**YOUR TASK**
Copy all lines below exactly as written. Leave pictures out.

**Dataset items**
▽
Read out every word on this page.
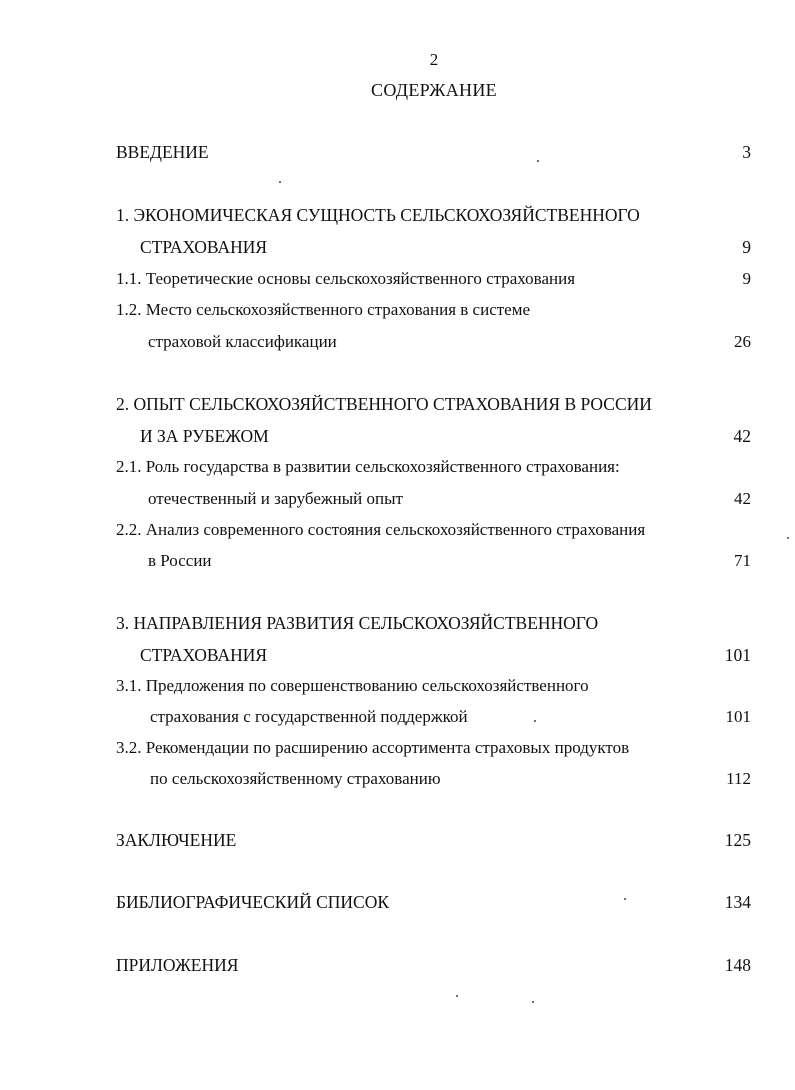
2
СОДЕРЖАНИЕ
ВВЕДЕНИЕ	3
1. ЭКОНОМИЧЕСКАЯ СУЩНОСТЬ СЕЛЬСКОХОЗЯЙСТВЕННОГО
СТРАХОВАНИЯ	9
1.1. Теоретические основы сельскохозяйственного страхования	9
1.2. Место сельскохозяйственного страхования в системе
страховой классификации	26
2. ОПЫТ СЕЛЬСКОХОЗЯЙСТВЕННОГО СТРАХОВАНИЯ В РОССИИ
И ЗА РУБЕЖОМ	42
2.1. Роль государства в развитии сельскохозяйственного страхования:
отечественный и зарубежный опыт	42
2.2. Анализ современного состояния сельскохозяйственного страхования
в России	71
3. НАПРАВЛЕНИЯ РАЗВИТИЯ СЕЛЬСКОХОЗЯЙСТВЕННОГО
СТРАХОВАНИЯ	101
3.1. Предложения по совершенствованию сельскохозяйственного
страхования с государственной поддержкой	101
3.2. Рекомендации по расширению ассортимента страховых продуктов
по сельскохозяйственному страхованию	112
ЗАКЛЮЧЕНИЕ	125
БИБЛИОГРАФИЧЕСКИЙ СПИСОК	134
ПРИЛОЖЕНИЯ	148
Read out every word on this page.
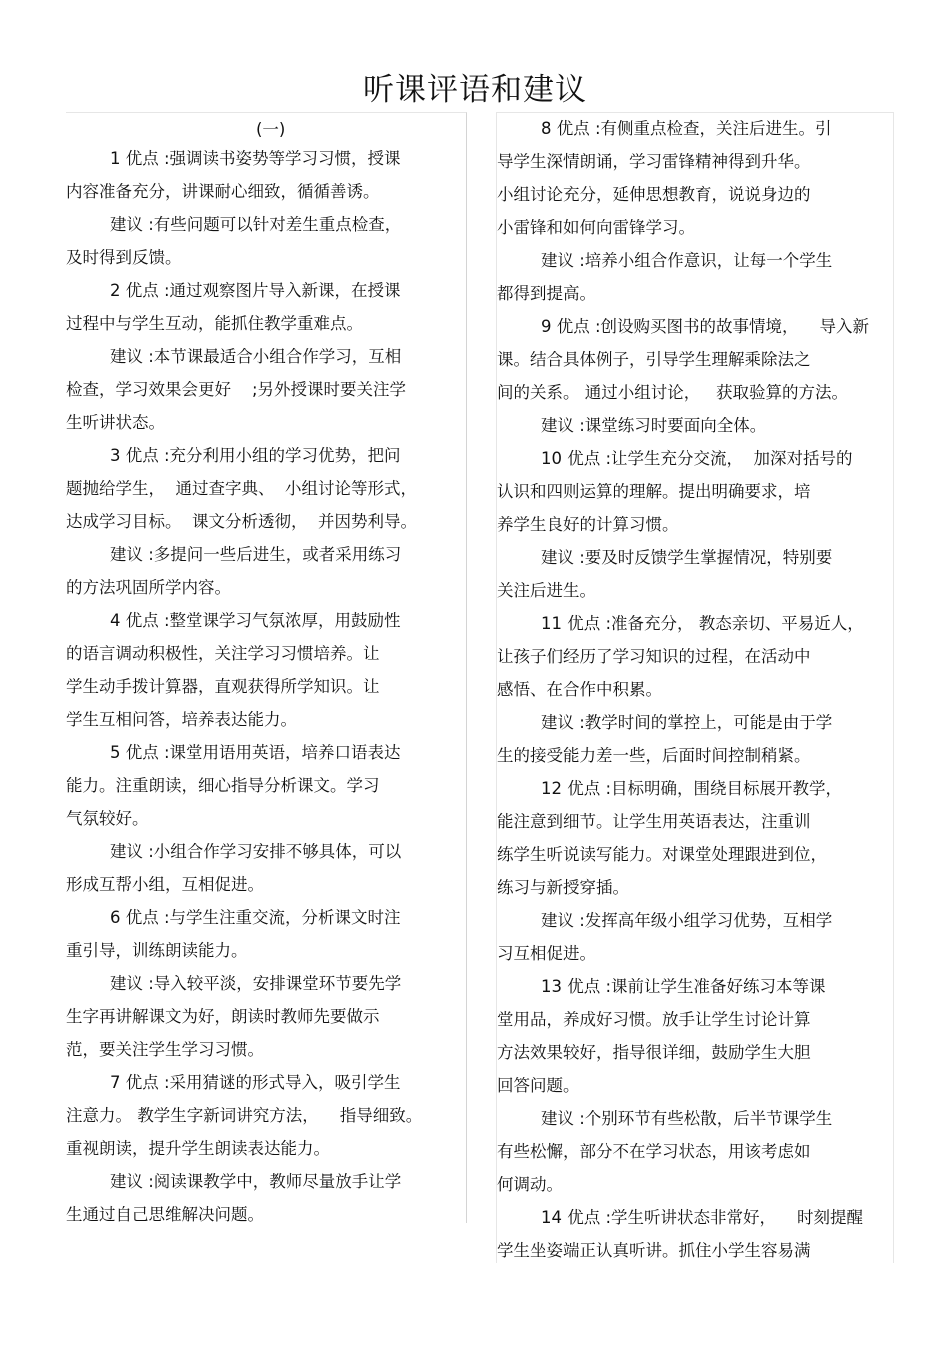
听课评语和建议
(一)
1 优点 :强调读书姿势等学习习惯，授课
内容准备充分，讲课耐心细致，循循善诱。
建议 :有些问题可以针对差生重点检查，
及时得到反馈。
2 优点 :通过观察图片导入新课，在授课
过程中与学生互动，能抓住教学重难点。
建议 :本节课最适合小组合作学习，互相
检查，学习效果会更好    ;另外授课时要关注学
生听讲状态。
3 优点 :充分利用小组的学习优势，把问
题抛给学生，  通过查字典、  小组讨论等形式，
达成学习目标。  课文分析透彻，  并因势利导。
建议 :多提问一些后进生，或者采用练习
的方法巩固所学内容。
4 优点 :整堂课学习气氛浓厚，用鼓励性
的语言调动积极性，关注学习习惯培养。让
学生动手拨计算器，直观获得所学知识。让
学生互相问答，培养表达能力。
5 优点 :课堂用语用英语，培养口语表达
能力。注重朗读，细心指导分析课文。学习
气氛较好。
建议 :小组合作学习安排不够具体，可以
形成互帮小组，互相促进。
6 优点 :与学生注重交流，分析课文时注
重引导，训练朗读能力。
建议 :导入较平淡，安排课堂环节要先学
生字再讲解课文为好，朗读时教师先要做示
范，要关注学生学习习惯。
7 优点 :采用猜谜的形式导入，吸引学生
注意力。 教学生字新词讲究方法，    指导细致。
重视朗读，提升学生朗读表达能力。
建议 :阅读课教学中，教师尽量放手让学
生通过自己思维解决问题。
8 优点 :有侧重点检查，关注后进生。引
导学生深情朗诵，学习雷锋精神得到升华。
小组讨论充分，延伸思想教育，说说身边的
小雷锋和如何向雷锋学习。
建议 :培养小组合作意识，让每一个学生
都得到提高。
9 优点 :创设购买图书的故事情境，    导入新
课。结合具体例子，引导学生理解乘除法之
间的关系。 通过小组讨论，   获取验算的方法。
建议 :课堂练习时要面向全体。
10 优点 :让学生充分交流，  加深对括号的
认识和四则运算的理解。提出明确要求，培
养学生良好的计算习惯。
建议 :要及时反馈学生掌握情况，特别要
关注后进生。
11 优点 :准备充分， 教态亲切、平易近人，
让孩子们经历了学习知识的过程，在活动中
感悟、在合作中积累。
建议 :教学时间的掌控上，可能是由于学
生的接受能力差一些，后面时间控制稍紧。
12 优点 :目标明确，围绕目标展开教学，
能注意到细节。让学生用英语表达，注重训
练学生听说读写能力。对课堂处理跟进到位，
练习与新授穿插。
建议 :发挥高年级小组学习优势，互相学
习互相促进。
13 优点 :课前让学生准备好练习本等课
堂用品，养成好习惯。放手让学生讨论计算
方法效果较好，指导很详细，鼓励学生大胆
回答问题。
建议 :个别环节有些松散，后半节课学生
有些松懈，部分不在学习状态，用该考虑如
何调动。
14 优点 :学生听讲状态非常好，    时刻提醒
学生坐姿端正认真听讲。抓住小学生容易满
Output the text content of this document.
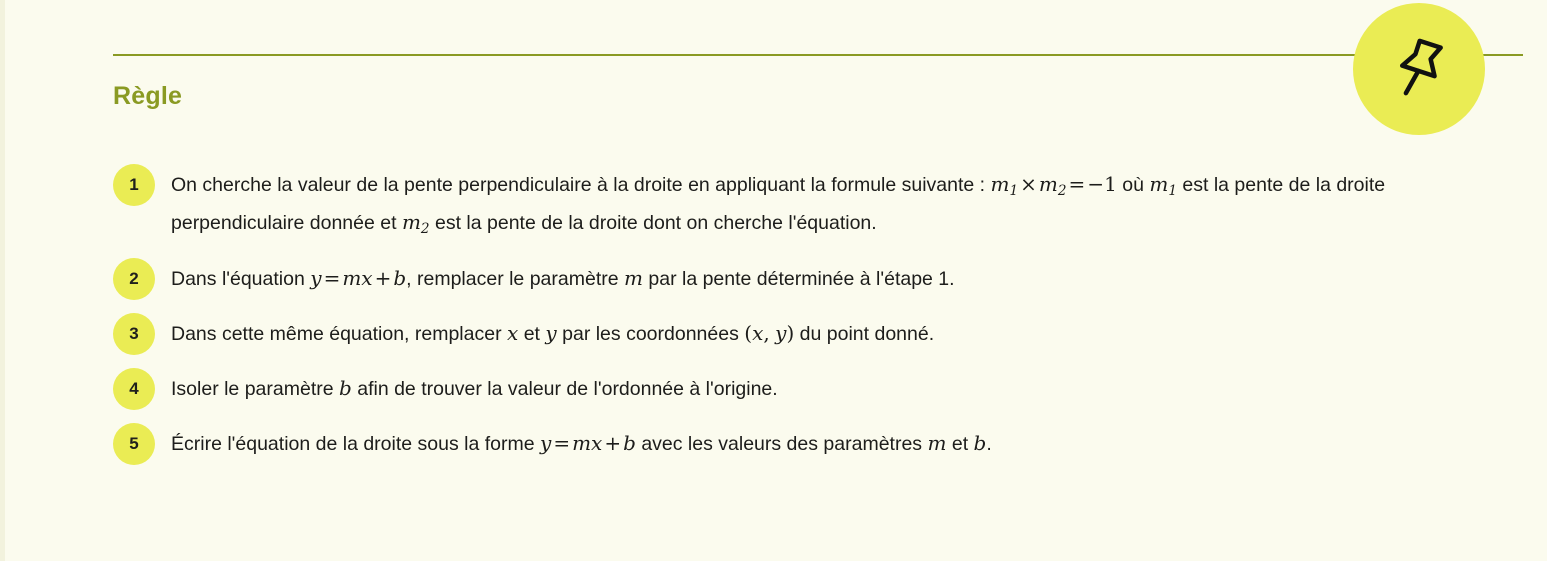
Règle
1	On cherche la valeur de la pente perpendiculaire à la droite en appliquant la formule suivante : $m_1 \times m_2 = -1$ où $m_1$ est la pente de la droite perpendiculaire donnée et $m_2$ est la pente de la droite dont on cherche l'équation.
2	Dans l'équation y = mx + b, remplacer le paramètre m par la pente déterminée à l'étape 1.
3	Dans cette même équation, remplacer x et y par les coordonnées (x, y) du point donné.
4	Isoler le paramètre b afin de trouver la valeur de l'ordonnée à l'origine.
5	Écrire l'équation de la droite sous la forme y = mx + b avec les valeurs des paramètres m et b.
△
**FINISHED EXERCISE**
Read out every word on this page.
2
СОДЕРЖАНИЕ
ВВЕДЕНИЕ	3
1. ЭКОНОМИЧЕСКАЯ СУЩНОСТЬ СЕЛЬСКОХОЗЯЙСТВЕННОГО
СТРАХОВАНИЯ	9
1.1. Теоретические основы сельскохозяйственного страхования	9
1.2. Место сельскохозяйственного страхования в системе
страховой классификации	26
2. ОПЫТ СЕЛЬСКОХОЗЯЙСТВЕННОГО СТРАХОВАНИЯ В РОССИИ
И ЗА РУБЕЖОМ	42
2.1. Роль государства в развитии сельскохозяйственного страхования:
отечественный и зарубежный опыт	42
2.2. Анализ современного состояния сельскохозяйственного страхования
в России	71
3. НАПРАВЛЕНИЯ РАЗВИТИЯ СЕЛЬСКОХОЗЯЙСТВЕННОГО
СТРАХОВАНИЯ	101
3.1. Предложения по совершенствованию сельскохозяйственного
страхования с государственной поддержкой	101
3.2. Рекомендации по расширению ассортимента страховых продуктов
по сельскохозяйственному страхованию	112
ЗАКЛЮЧЕНИЕ	125
БИБЛИОГРАФИЧЕСКИЙ СПИСОК	134
ПРИЛОЖЕНИЯ	148
Read out every word on this page.
听课评语和建议
(一)
1 优点 :强调读书姿势等学习习惯，授课
内容准备充分，讲课耐心细致，循循善诱。
建议 :有些问题可以针对差生重点检查，
及时得到反馈。
2 优点 :通过观察图片导入新课，在授课
过程中与学生互动，能抓住教学重难点。
建议 :本节课最适合小组合作学习，互相
检查，学习效果会更好    ;另外授课时要关注学
生听讲状态。
3 优点 :充分利用小组的学习优势，把问
题抛给学生，  通过查字典、  小组讨论等形式，
达成学习目标。  课文分析透彻，  并因势利导。
建议 :多提问一些后进生，或者采用练习
的方法巩固所学内容。
4 优点 :整堂课学习气氛浓厚，用鼓励性
的语言调动积极性，关注学习习惯培养。让
学生动手拨计算器，直观获得所学知识。让
学生互相问答，培养表达能力。
5 优点 :课堂用语用英语，培养口语表达
能力。注重朗读，细心指导分析课文。学习
气氛较好。
建议 :小组合作学习安排不够具体，可以
形成互帮小组，互相促进。
6 优点 :与学生注重交流，分析课文时注
重引导，训练朗读能力。
建议 :导入较平淡，安排课堂环节要先学
生字再讲解课文为好，朗读时教师先要做示
范，要关注学生学习习惯。
7 优点 :采用猜谜的形式导入，吸引学生
注意力。 教学生字新词讲究方法，    指导细致。
重视朗读，提升学生朗读表达能力。
建议 :阅读课教学中，教师尽量放手让学
生通过自己思维解决问题。
8 优点 :有侧重点检查，关注后进生。引
导学生深情朗诵，学习雷锋精神得到升华。
小组讨论充分，延伸思想教育，说说身边的
小雷锋和如何向雷锋学习。
建议 :培养小组合作意识，让每一个学生
都得到提高。
9 优点 :创设购买图书的故事情境，    导入新
课。结合具体例子，引导学生理解乘除法之
间的关系。 通过小组讨论，   获取验算的方法。
建议 :课堂练习时要面向全体。
10 优点 :让学生充分交流，  加深对括号的
认识和四则运算的理解。提出明确要求，培
养学生良好的计算习惯。
建议 :要及时反馈学生掌握情况，特别要
关注后进生。
11 优点 :准备充分， 教态亲切、平易近人，
让孩子们经历了学习知识的过程，在活动中
感悟、在合作中积累。
建议 :教学时间的掌控上，可能是由于学
生的接受能力差一些，后面时间控制稍紧。
12 优点 :目标明确，围绕目标展开教学，
能注意到细节。让学生用英语表达，注重训
练学生听说读写能力。对课堂处理跟进到位，
练习与新授穿插。
建议 :发挥高年级小组学习优势，互相学
习互相促进。
13 优点 :课前让学生准备好练习本等课
堂用品，养成好习惯。放手让学生讨论计算
方法效果较好，指导很详细，鼓励学生大胆
回答问题。
建议 :个别环节有些松散，后半节课学生
有些松懈，部分不在学习状态，用该考虑如
何调动。
14 优点 :学生听讲状态非常好，    时刻提醒
学生坐姿端正认真听讲。抓住小学生容易满
Output the text content of this document.
Règle
1	On cherche la valeur de la pente perpendiculaire à la droite en appliquant la formule suivante : $m_1 \times m_2 = -1$ où $m_1$ est la pente de la droite perpendiculaire donnée et $m_2$ est la pente de la droite dont on cherche l'équation.
2	Dans l'équation y = mx + b, remplacer le paramètre m par la pente déterminée à l'étape 1.
3	Dans cette même équation, remplacer x et y par les coordonnées (x, y) du point donné.
4	Isoler le paramètre b afin de trouver la valeur de l'ordonnée à l'origine.
5	Écrire l'équation de la droite sous la forme y = mx + b avec les valeurs des paramètres m et b.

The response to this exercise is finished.